**What is asked:**
Look through the lines below and extract any with the word "ylabel".

— BEGIN —

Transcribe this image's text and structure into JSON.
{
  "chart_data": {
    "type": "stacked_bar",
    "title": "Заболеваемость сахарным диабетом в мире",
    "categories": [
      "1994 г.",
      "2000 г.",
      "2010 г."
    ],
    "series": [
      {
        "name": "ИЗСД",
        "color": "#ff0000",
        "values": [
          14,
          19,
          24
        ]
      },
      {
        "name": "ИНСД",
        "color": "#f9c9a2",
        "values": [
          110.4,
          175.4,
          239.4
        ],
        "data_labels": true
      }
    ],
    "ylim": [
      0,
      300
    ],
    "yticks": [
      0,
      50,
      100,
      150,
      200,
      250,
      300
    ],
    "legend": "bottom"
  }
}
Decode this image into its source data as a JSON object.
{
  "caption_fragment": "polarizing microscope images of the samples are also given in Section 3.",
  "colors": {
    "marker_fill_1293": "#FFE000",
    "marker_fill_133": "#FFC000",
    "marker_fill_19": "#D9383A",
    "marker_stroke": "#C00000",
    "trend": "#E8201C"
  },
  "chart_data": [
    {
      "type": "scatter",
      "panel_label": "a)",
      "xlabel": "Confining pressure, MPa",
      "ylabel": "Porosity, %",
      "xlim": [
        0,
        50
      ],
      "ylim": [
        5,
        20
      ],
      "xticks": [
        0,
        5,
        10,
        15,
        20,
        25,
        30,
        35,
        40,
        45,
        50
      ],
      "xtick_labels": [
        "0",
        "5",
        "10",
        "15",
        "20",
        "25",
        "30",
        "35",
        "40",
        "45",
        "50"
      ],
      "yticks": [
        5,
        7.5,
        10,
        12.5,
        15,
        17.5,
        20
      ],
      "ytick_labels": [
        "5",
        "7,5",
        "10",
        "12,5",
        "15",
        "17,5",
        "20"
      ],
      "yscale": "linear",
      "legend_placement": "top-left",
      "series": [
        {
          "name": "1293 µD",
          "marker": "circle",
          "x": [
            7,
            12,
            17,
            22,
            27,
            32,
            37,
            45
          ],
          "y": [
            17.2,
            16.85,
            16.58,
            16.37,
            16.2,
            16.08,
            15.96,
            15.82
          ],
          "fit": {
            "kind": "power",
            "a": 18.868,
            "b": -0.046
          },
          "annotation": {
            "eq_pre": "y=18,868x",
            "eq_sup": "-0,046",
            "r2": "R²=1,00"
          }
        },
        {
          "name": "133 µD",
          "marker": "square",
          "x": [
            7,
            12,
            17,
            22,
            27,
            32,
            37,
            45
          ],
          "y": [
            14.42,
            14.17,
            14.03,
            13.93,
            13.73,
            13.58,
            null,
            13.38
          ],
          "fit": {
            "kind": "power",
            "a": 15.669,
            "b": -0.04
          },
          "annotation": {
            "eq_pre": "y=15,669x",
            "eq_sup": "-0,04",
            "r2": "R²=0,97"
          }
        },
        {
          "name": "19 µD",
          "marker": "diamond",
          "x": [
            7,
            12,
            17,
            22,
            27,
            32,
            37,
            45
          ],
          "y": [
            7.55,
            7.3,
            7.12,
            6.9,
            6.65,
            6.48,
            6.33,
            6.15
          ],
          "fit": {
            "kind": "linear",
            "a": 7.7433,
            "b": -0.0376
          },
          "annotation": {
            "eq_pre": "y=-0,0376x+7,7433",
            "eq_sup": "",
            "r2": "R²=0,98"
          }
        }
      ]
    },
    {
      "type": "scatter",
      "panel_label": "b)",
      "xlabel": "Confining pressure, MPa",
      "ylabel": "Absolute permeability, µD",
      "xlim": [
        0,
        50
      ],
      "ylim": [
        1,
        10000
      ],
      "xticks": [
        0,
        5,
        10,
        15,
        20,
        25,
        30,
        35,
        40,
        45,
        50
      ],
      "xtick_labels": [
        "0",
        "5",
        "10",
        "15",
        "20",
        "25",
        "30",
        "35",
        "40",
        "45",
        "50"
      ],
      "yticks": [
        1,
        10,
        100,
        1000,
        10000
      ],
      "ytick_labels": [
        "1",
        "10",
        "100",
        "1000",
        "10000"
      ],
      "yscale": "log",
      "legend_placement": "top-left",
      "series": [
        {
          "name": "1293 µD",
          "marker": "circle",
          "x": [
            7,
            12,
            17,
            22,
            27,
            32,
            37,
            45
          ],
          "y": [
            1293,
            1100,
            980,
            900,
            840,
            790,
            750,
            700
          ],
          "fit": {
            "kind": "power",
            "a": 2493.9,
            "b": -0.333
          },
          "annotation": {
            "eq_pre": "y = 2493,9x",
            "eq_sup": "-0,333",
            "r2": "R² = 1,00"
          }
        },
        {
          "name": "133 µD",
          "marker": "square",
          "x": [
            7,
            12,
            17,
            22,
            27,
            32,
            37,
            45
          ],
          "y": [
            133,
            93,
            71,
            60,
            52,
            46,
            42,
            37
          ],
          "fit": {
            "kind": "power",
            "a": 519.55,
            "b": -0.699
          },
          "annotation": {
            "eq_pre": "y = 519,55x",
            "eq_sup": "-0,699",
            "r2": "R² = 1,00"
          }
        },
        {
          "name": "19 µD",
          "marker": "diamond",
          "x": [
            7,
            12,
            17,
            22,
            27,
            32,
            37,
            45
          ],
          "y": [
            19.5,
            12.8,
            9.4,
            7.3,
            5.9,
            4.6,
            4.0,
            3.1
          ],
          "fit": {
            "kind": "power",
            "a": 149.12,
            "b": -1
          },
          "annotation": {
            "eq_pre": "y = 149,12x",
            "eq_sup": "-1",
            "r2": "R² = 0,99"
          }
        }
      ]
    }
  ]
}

— END —

**Exercise answer:**
      "ylabel": "Porosity, %",
      "ylabel": "Absolute permeability, µD",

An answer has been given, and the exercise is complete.